— begin Exercise input —

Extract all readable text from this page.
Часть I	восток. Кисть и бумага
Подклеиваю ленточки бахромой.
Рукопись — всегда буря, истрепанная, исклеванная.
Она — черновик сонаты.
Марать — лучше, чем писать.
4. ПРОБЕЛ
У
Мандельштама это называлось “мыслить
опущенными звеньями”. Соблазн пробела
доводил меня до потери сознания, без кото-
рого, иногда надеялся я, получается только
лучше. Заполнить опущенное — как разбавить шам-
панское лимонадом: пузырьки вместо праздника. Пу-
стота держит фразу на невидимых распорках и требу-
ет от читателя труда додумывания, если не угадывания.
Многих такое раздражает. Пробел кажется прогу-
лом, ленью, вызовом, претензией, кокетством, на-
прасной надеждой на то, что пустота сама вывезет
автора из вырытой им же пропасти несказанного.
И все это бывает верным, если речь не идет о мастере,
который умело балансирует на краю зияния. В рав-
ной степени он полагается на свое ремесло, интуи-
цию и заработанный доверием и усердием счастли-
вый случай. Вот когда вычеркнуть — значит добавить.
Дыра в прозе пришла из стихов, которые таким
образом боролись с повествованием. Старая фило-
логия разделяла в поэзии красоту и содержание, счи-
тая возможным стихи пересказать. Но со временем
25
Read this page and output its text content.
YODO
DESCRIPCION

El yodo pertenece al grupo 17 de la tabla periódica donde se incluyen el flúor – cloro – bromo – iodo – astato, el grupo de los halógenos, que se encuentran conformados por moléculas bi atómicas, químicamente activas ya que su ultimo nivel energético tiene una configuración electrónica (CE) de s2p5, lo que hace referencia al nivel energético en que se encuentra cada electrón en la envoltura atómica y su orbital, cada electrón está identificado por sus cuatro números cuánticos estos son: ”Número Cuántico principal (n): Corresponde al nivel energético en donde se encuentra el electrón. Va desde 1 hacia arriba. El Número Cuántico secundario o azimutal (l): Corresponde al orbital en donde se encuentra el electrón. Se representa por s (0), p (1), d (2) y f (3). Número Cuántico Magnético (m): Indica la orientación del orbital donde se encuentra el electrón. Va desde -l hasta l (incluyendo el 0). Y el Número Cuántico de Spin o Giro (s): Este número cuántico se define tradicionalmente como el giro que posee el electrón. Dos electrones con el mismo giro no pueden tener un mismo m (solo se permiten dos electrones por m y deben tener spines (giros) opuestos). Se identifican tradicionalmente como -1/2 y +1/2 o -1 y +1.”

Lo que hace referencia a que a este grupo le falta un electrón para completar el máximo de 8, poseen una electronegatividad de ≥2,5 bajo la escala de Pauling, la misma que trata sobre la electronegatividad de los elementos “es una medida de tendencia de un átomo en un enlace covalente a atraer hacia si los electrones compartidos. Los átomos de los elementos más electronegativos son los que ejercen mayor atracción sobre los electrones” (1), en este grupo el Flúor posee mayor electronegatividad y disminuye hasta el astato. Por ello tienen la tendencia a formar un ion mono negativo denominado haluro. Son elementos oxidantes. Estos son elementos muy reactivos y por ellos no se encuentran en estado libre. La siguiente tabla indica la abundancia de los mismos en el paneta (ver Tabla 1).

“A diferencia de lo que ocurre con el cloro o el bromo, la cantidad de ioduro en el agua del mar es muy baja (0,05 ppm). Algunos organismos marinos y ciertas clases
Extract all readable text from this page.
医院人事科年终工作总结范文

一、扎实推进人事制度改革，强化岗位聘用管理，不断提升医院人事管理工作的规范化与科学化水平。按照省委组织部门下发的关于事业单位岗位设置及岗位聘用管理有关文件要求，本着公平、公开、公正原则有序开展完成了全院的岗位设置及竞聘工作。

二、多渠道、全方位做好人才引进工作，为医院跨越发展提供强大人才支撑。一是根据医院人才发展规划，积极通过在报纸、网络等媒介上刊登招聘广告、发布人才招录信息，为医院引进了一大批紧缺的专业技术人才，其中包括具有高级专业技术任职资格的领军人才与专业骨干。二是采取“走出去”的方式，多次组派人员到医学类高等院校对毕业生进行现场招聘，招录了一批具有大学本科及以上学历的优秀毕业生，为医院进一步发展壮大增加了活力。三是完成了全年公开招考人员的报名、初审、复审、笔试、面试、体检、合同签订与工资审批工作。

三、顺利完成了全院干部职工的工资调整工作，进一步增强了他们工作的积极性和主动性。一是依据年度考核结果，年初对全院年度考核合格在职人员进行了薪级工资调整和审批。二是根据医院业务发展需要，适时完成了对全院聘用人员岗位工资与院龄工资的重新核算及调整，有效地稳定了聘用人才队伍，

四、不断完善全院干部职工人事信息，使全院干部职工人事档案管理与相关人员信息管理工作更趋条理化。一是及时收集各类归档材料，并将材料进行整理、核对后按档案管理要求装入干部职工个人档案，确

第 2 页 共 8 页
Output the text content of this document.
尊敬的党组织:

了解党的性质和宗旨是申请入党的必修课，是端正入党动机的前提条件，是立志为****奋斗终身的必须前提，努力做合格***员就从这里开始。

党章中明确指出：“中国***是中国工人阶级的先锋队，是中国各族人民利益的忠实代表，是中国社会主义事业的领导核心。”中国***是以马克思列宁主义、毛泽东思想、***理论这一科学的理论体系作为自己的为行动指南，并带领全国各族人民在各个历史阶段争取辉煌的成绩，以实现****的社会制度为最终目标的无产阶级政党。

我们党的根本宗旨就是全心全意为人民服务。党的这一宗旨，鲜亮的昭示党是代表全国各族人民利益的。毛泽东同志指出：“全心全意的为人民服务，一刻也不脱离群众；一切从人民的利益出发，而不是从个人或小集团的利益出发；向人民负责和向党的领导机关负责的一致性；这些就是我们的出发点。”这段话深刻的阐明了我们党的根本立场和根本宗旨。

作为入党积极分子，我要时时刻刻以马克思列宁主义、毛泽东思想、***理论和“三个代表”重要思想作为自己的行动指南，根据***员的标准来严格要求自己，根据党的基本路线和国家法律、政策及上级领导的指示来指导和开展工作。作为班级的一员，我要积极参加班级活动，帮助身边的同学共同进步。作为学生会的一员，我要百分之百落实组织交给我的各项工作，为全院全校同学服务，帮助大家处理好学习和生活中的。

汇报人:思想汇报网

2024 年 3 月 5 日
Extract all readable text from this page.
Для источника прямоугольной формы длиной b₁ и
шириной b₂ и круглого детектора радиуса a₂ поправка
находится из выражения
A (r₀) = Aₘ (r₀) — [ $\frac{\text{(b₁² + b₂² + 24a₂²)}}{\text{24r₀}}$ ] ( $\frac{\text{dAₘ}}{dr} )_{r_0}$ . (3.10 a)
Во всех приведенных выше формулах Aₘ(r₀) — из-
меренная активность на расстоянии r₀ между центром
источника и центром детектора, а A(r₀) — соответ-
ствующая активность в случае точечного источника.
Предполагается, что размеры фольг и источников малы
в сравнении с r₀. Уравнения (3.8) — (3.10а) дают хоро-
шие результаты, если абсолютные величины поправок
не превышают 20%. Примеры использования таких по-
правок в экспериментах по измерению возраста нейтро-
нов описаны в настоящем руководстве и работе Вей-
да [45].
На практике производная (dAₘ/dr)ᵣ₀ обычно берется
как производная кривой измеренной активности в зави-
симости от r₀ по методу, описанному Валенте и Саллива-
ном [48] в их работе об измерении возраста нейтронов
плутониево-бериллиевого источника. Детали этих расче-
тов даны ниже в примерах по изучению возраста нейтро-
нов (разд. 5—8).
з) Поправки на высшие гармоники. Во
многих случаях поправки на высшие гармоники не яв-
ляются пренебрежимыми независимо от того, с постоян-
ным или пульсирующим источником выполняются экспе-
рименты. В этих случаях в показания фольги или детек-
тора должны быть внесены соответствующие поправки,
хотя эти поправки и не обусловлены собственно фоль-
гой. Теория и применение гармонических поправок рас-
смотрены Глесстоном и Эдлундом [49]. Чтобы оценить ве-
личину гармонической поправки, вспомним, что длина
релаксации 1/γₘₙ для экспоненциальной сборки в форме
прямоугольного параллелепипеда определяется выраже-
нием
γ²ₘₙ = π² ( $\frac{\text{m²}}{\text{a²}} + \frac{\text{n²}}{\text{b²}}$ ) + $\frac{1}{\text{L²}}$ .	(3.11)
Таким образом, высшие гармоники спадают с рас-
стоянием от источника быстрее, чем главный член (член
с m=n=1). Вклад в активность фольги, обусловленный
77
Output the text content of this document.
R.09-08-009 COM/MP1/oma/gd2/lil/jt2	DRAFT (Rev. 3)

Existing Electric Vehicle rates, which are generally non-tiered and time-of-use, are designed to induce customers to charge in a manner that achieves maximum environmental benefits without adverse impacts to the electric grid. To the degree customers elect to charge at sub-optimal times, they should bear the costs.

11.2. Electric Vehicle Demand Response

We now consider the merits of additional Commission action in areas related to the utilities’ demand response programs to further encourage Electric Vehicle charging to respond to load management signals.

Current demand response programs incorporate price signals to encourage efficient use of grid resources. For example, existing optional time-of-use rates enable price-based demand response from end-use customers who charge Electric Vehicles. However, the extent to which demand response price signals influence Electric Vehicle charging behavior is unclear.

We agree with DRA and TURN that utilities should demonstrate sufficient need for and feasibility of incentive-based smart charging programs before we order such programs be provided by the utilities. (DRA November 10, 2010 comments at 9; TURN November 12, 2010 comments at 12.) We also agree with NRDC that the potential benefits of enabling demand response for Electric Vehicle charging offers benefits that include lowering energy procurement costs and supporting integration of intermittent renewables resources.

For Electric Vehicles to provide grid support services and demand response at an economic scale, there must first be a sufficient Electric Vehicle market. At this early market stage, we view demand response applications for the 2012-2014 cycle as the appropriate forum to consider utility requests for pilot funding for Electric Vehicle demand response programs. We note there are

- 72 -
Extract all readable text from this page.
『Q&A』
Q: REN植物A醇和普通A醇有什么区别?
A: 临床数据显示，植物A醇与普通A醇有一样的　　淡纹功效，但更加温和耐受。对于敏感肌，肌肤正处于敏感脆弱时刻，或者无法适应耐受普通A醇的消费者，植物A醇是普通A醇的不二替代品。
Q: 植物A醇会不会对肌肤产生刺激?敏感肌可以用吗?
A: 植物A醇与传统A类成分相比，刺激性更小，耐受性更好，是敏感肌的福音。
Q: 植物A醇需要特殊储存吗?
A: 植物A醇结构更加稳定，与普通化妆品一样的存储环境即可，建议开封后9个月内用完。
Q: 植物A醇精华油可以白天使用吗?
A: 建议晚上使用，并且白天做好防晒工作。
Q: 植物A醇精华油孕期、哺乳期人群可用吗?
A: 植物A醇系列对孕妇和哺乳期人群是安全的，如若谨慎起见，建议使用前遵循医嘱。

— end Exercise input —

_Work to do_. Using the records above, gather all lines where the string "производная" is present.

_Reply_.
На практике производная (dAₘ/dr)ᵣ₀ обычно берется
как производная кривой измеренной активности в зави-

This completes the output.